Data entries
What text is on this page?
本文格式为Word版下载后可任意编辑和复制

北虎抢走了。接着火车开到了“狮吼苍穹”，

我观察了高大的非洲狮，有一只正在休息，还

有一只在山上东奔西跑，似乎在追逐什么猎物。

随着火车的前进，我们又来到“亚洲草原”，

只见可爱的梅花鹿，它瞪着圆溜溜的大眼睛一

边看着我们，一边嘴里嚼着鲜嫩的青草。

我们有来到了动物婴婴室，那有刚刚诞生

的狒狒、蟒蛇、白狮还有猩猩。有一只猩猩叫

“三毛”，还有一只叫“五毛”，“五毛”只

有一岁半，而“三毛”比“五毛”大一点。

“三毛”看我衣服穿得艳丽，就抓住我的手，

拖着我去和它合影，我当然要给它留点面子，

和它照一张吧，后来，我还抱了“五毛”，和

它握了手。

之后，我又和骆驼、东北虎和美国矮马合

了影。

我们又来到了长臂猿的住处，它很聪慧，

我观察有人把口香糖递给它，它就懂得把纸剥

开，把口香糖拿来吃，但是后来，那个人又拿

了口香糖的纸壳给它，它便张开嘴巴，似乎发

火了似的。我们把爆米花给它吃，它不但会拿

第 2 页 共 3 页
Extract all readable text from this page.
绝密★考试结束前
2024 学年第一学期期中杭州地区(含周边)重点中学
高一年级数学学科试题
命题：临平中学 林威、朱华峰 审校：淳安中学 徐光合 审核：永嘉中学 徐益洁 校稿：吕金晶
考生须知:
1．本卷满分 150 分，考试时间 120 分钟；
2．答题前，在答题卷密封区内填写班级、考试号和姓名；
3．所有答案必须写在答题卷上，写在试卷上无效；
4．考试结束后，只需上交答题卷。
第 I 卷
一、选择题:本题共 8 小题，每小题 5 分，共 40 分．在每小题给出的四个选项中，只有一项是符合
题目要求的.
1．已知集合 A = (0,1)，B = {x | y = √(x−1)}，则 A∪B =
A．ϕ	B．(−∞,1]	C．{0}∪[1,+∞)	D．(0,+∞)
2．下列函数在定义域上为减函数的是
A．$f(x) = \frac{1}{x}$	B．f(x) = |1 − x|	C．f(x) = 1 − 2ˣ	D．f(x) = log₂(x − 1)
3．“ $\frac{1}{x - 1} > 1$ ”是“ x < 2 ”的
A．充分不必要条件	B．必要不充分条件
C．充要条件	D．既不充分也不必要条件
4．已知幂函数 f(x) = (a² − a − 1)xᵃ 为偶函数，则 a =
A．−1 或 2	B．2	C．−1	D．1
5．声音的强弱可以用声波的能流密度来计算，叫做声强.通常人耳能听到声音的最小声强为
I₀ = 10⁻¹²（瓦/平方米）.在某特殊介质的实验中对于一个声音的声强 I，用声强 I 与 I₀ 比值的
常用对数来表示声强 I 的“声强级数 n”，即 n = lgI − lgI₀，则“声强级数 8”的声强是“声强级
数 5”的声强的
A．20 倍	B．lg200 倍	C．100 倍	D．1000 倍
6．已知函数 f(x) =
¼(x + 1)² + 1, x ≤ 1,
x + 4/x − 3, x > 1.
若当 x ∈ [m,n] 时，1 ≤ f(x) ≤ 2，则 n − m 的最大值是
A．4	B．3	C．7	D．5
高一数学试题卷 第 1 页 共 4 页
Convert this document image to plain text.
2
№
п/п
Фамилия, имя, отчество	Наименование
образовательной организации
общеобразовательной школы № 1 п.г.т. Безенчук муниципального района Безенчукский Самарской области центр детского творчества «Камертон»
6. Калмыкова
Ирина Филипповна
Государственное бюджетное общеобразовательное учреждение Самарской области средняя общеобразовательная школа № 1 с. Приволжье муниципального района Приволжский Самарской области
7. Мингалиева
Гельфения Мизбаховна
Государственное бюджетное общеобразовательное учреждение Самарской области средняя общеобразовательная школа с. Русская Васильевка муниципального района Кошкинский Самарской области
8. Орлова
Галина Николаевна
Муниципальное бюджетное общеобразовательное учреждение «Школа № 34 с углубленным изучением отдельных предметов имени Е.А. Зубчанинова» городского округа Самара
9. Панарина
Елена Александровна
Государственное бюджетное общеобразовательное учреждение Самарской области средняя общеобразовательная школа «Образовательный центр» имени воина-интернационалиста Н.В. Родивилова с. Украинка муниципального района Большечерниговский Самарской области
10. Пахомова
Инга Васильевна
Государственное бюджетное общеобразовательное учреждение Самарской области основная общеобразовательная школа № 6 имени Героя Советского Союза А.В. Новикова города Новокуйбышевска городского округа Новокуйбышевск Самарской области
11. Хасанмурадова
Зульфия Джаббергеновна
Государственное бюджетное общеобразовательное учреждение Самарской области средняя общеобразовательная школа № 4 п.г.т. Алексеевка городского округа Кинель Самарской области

__Exercise details__
Go through the records and print each one exactly.

__Exercise output__
What text is on this page?
本文格式为Word版下载后可任意编辑和复制

北虎抢走了。接着火车开到了“狮吼苍穹”，

我观察了高大的非洲狮，有一只正在休息，还

有一只在山上东奔西跑，似乎在追逐什么猎物。

随着火车的前进，我们又来到“亚洲草原”，

只见可爱的梅花鹿，它瞪着圆溜溜的大眼睛一

边看着我们，一边嘴里嚼着鲜嫩的青草。

我们有来到了动物婴婴室，那有刚刚诞生

的狒狒、蟒蛇、白狮还有猩猩。有一只猩猩叫

“三毛”，还有一只叫“五毛”，“五毛”只

有一岁半，而“三毛”比“五毛”大一点。

“三毛”看我衣服穿得艳丽，就抓住我的手，

拖着我去和它合影，我当然要给它留点面子，

和它照一张吧，后来，我还抱了“五毛”，和

它握了手。

之后，我又和骆驼、东北虎和美国矮马合

了影。

我们又来到了长臂猿的住处，它很聪慧，

我观察有人把口香糖递给它，它就懂得把纸剥

开，把口香糖拿来吃，但是后来，那个人又拿

了口香糖的纸壳给它，它便张开嘴巴，似乎发

火了似的。我们把爆米花给它吃，它不但会拿

第 2 页 共 3 页
Extract all readable text from this page.
绝密★考试结束前
2024 学年第一学期期中杭州地区(含周边)重点中学
高一年级数学学科试题
命题：临平中学 林威、朱华峰 审校：淳安中学 徐光合 审核：永嘉中学 徐益洁 校稿：吕金晶
考生须知:
1．本卷满分 150 分，考试时间 120 分钟；
2．答题前，在答题卷密封区内填写班级、考试号和姓名；
3．所有答案必须写在答题卷上，写在试卷上无效；
4．考试结束后，只需上交答题卷。
第 I 卷
一、选择题:本题共 8 小题，每小题 5 分，共 40 分．在每小题给出的四个选项中，只有一项是符合
题目要求的.
1．已知集合 A = (0,1)，B = {x | y = √(x−1)}，则 A∪B =
A．ϕ	B．(−∞,1]	C．{0}∪[1,+∞)	D．(0,+∞)
2．下列函数在定义域上为减函数的是
A．$f(x) = \frac{1}{x}$	B．f(x) = |1 − x|	C．f(x) = 1 − 2ˣ	D．f(x) = log₂(x − 1)
3．“ $\frac{1}{x - 1} > 1$ ”是“ x < 2 ”的
A．充分不必要条件	B．必要不充分条件
C．充要条件	D．既不充分也不必要条件
4．已知幂函数 f(x) = (a² − a − 1)xᵃ 为偶函数，则 a =
A．−1 或 2	B．2	C．−1	D．1
5．声音的强弱可以用声波的能流密度来计算，叫做声强.通常人耳能听到声音的最小声强为
I₀ = 10⁻¹²（瓦/平方米）.在某特殊介质的实验中对于一个声音的声强 I，用声强 I 与 I₀ 比值的
常用对数来表示声强 I 的“声强级数 n”，即 n = lgI − lgI₀，则“声强级数 8”的声强是“声强级
数 5”的声强的
A．20 倍	B．lg200 倍	C．100 倍	D．1000 倍
6．已知函数 f(x) =
¼(x + 1)² + 1, x ≤ 1,
x + 4/x − 3, x > 1.
若当 x ∈ [m,n] 时，1 ≤ f(x) ≤ 2，则 n − m 的最大值是
A．4	B．3	C．7	D．5
高一数学试题卷 第 1 页 共 4 页
Convert this document image to plain text.
2
№
п/п
Фамилия, имя, отчество	Наименование
образовательной организации
общеобразовательной школы № 1 п.г.т. Безенчук муниципального района Безенчукский Самарской области центр детского творчества «Камертон»
6. Калмыкова
Ирина Филипповна
Государственное бюджетное общеобразовательное учреждение Самарской области средняя общеобразовательная школа № 1 с. Приволжье муниципального района Приволжский Самарской области
7. Мингалиева
Гельфения Мизбаховна
Государственное бюджетное общеобразовательное учреждение Самарской области средняя общеобразовательная школа с. Русская Васильевка муниципального района Кошкинский Самарской области
8. Орлова
Галина Николаевна
Муниципальное бюджетное общеобразовательное учреждение «Школа № 34 с углубленным изучением отдельных предметов имени Е.А. Зубчанинова» городского округа Самара
9. Панарина
Елена Александровна
Государственное бюджетное общеобразовательное учреждение Самарской области средняя общеобразовательная школа «Образовательный центр» имени воина-интернационалиста Н.В. Родивилова с. Украинка муниципального района Большечерниговский Самарской области
10. Пахомова
Инга Васильевна
Государственное бюджетное общеобразовательное учреждение Самарской области основная общеобразовательная школа № 6 имени Героя Советского Союза А.В. Новикова города Новокуйбышевска городского округа Новокуйбышевск Самарской области
11. Хасанмурадова
Зульфия Джаббергеновна
Государственное бюджетное общеобразовательное учреждение Самарской области средняя общеобразовательная школа № 4 п.г.т. Алексеевка городского округа Кинель Самарской области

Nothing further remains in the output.